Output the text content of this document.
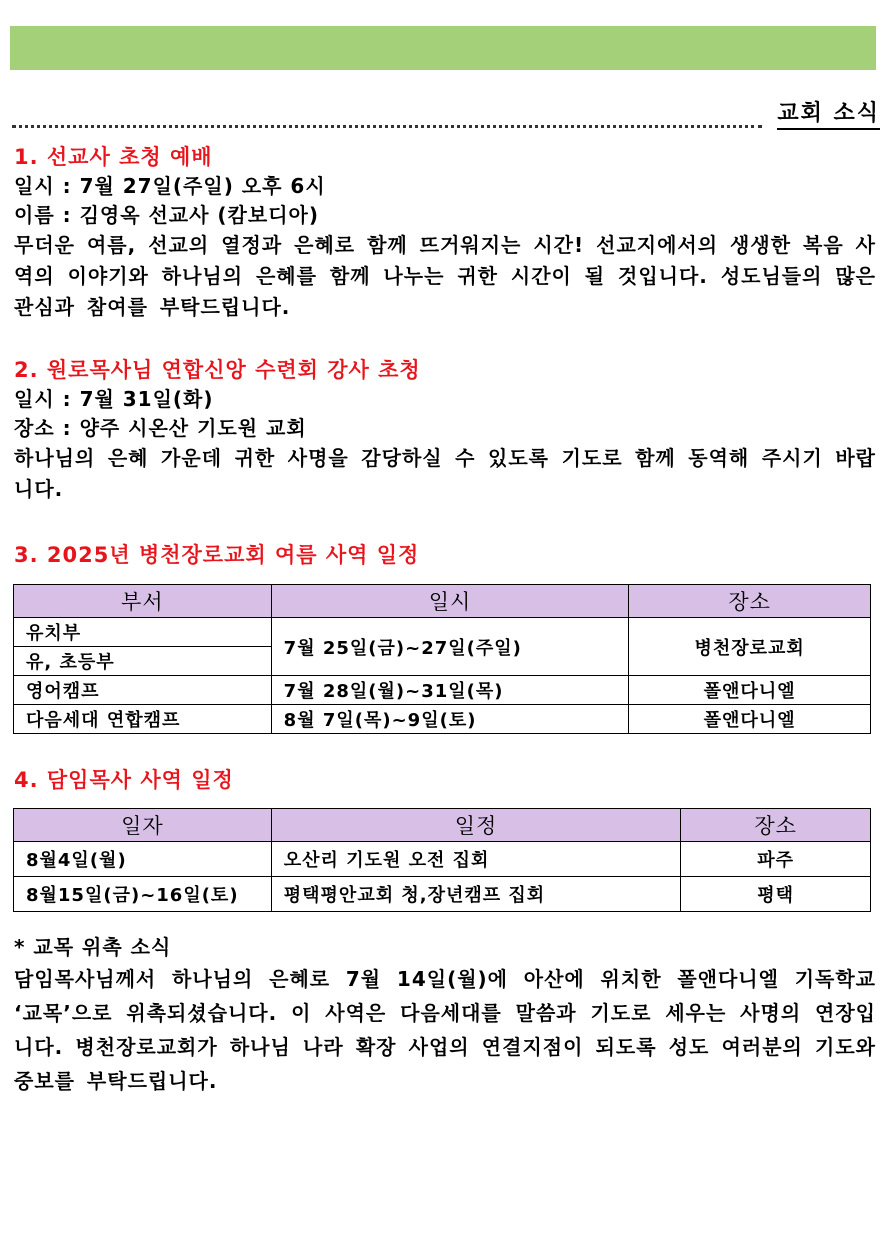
교회 소식
1. 선교사 초청 예배
일시 : 7월 27일(주일) 오후 6시
이름 : 김영옥 선교사 (캄보디아)
무더운 여름, 선교의 열정과 은혜로 함께 뜨거워지는 시간! 선교지에서의 생생한 복음 사역의 이야기와 하나님의 은혜를 함께 나누는 귀한 시간이 될 것입니다. 성도님들의 많은 관심과 참여를 부탁드립니다.
2. 원로목사님 연합신앙 수련회 강사 초청
일시 : 7월 31일(화)
장소 : 양주 시온산 기도원 교회
하나님의 은혜 가운데 귀한 사명을 감당하실 수 있도록 기도로 함께 동역해 주시기 바랍니다.
3. 2025년 병천장로교회 여름 사역 일정
부서	일시	장소
유치부	7월 25일(금)~27일(주일)	병천장로교회
유, 초등부		
영어캠프	7월 28일(월)~31일(목)	폴앤다니엘
다음세대 연합캠프	8월 7일(목)~9일(토)	폴앤다니엘
4. 담임목사 사역 일정
일자	일정	장소
8월4일(월)	오산리 기도원 오전 집회	파주
8월15일(금)~16일(토)	평택평안교회 청,장년캠프 집회	평택
* 교목 위촉 소식
담임목사님께서 하나님의 은혜로 7월 14일(월)에 아산에 위치한 폴앤다니엘 기독학교 ‘교목’으로 위촉되셨습니다. 이 사역은 다음세대를 말씀과 기도로 세우는 사명의 연장입니다. 병천장로교회가 하나님 나라 확장 사업의 연결지점이 되도록 성도 여러분의 기도와 중보를 부탁드립니다.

Your goal: Make an exact reproduction of the listing above, without any pictures.

Result below:
Output the text content of this document.
교회 소식
1. 선교사 초청 예배
일시 : 7월 27일(주일) 오후 6시
이름 : 김영옥 선교사 (캄보디아)
무더운 여름, 선교의 열정과 은혜로 함께 뜨거워지는 시간! 선교지에서의 생생한 복음 사역의 이야기와 하나님의 은혜를 함께 나누는 귀한 시간이 될 것입니다. 성도님들의 많은 관심과 참여를 부탁드립니다.
2. 원로목사님 연합신앙 수련회 강사 초청
일시 : 7월 31일(화)
장소 : 양주 시온산 기도원 교회
하나님의 은혜 가운데 귀한 사명을 감당하실 수 있도록 기도로 함께 동역해 주시기 바랍니다.
3. 2025년 병천장로교회 여름 사역 일정
부서	일시	장소
유치부	7월 25일(금)~27일(주일)	병천장로교회
유, 초등부		
영어캠프	7월 28일(월)~31일(목)	폴앤다니엘
다음세대 연합캠프	8월 7일(목)~9일(토)	폴앤다니엘
4. 담임목사 사역 일정
일자	일정	장소
8월4일(월)	오산리 기도원 오전 집회	파주
8월15일(금)~16일(토)	평택평안교회 청,장년캠프 집회	평택
* 교목 위촉 소식
담임목사님께서 하나님의 은혜로 7월 14일(월)에 아산에 위치한 폴앤다니엘 기독학교 ‘교목’으로 위촉되셨습니다. 이 사역은 다음세대를 말씀과 기도로 세우는 사명의 연장입니다. 병천장로교회가 하나님 나라 확장 사업의 연결지점이 되도록 성도 여러분의 기도와 중보를 부탁드립니다.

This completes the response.